— BEGIN EXCERPTED DATA —

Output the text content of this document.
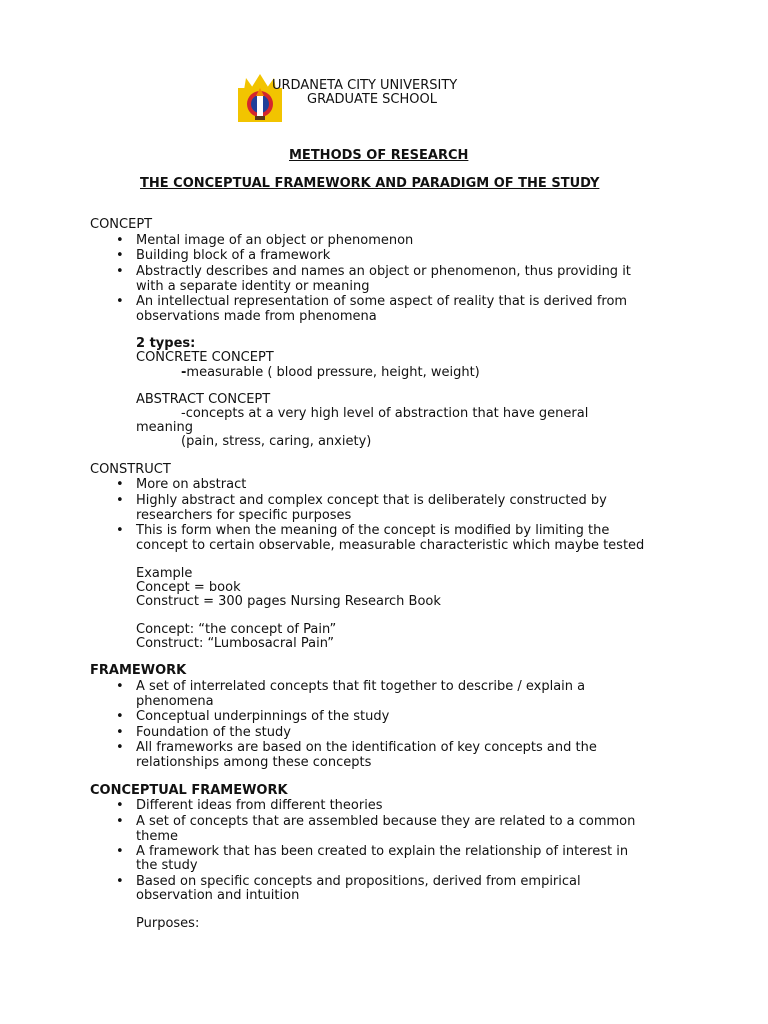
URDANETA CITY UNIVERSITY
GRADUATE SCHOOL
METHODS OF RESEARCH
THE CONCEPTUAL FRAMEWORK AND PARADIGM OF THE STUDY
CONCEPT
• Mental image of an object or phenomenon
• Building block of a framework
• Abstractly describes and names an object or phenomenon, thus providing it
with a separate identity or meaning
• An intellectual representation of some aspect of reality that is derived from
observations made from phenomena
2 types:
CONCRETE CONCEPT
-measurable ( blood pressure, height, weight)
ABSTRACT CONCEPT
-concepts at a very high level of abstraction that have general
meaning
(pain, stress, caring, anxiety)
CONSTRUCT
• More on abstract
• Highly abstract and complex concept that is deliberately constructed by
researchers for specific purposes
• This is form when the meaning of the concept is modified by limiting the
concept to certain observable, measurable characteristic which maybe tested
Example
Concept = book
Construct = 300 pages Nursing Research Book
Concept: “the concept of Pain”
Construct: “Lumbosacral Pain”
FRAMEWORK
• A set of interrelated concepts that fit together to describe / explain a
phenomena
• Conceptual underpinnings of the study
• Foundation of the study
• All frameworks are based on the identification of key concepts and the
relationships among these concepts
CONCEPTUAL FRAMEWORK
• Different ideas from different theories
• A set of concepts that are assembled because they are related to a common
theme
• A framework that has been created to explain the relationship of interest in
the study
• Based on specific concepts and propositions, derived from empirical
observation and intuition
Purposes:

— END EXCERPTED DATA —
— BEGIN EXCERPTED DATA —

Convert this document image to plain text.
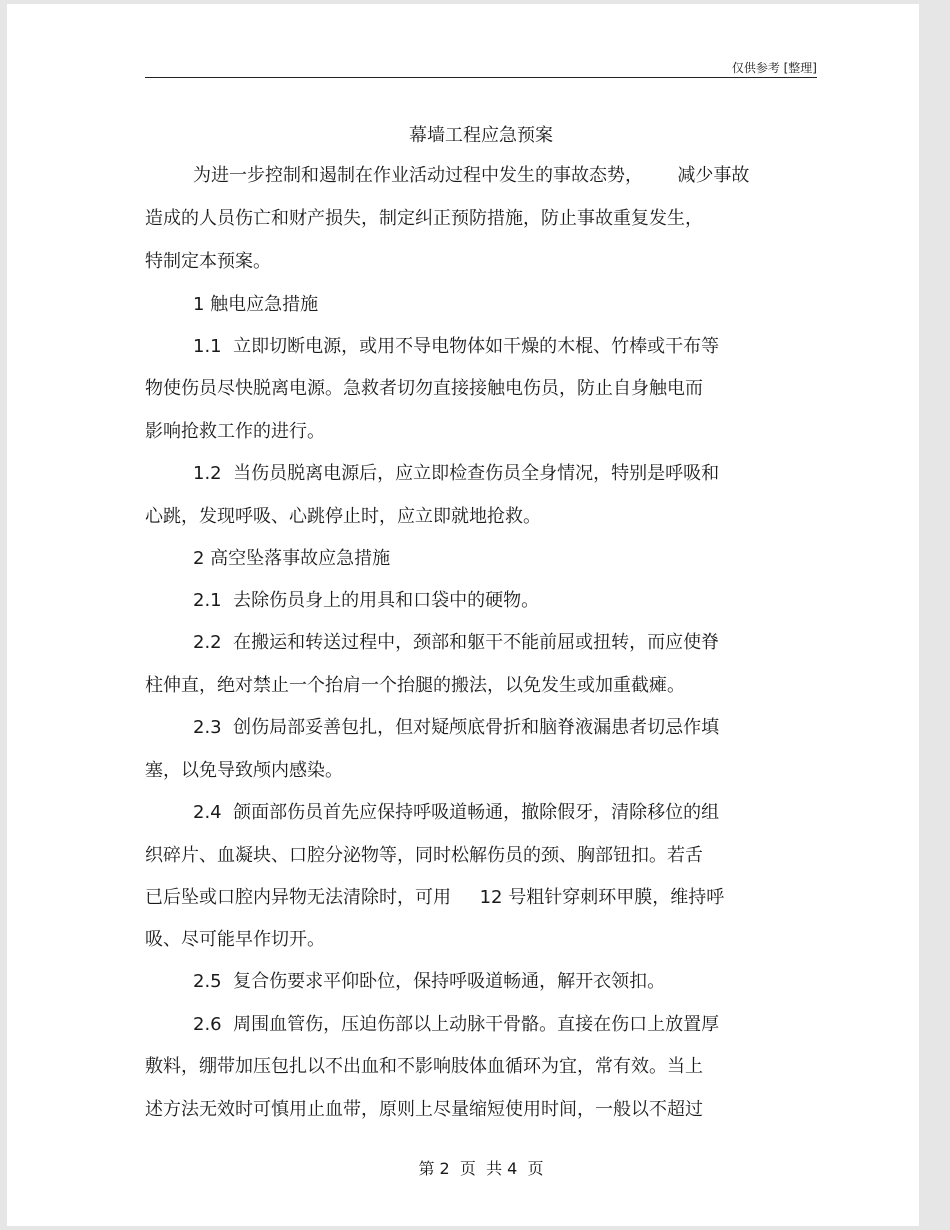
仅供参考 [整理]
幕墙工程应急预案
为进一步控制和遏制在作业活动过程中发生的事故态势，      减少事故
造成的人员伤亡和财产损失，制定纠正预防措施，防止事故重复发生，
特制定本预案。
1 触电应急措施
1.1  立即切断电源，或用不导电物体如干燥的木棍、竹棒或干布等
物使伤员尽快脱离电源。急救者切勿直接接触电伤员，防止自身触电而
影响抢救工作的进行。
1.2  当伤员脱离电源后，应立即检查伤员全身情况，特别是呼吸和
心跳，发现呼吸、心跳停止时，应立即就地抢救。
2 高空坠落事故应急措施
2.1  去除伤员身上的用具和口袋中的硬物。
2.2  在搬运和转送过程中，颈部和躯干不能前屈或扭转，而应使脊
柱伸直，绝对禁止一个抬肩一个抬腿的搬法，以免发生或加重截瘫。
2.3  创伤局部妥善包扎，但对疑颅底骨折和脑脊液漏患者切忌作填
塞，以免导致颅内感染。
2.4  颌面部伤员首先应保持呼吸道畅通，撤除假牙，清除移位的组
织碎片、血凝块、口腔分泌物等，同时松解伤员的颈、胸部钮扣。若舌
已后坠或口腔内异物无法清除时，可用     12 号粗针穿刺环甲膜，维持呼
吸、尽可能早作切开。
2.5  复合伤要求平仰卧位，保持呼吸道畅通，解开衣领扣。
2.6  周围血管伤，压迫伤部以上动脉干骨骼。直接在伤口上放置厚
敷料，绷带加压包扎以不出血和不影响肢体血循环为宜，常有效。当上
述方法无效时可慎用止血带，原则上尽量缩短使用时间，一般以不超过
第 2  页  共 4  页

— END EXCERPTED DATA —

WHAT THE EXERCISE ASKS
Each line holding "phenomena" must be found and copied.

REPLY
observations made from phenomena
phenomena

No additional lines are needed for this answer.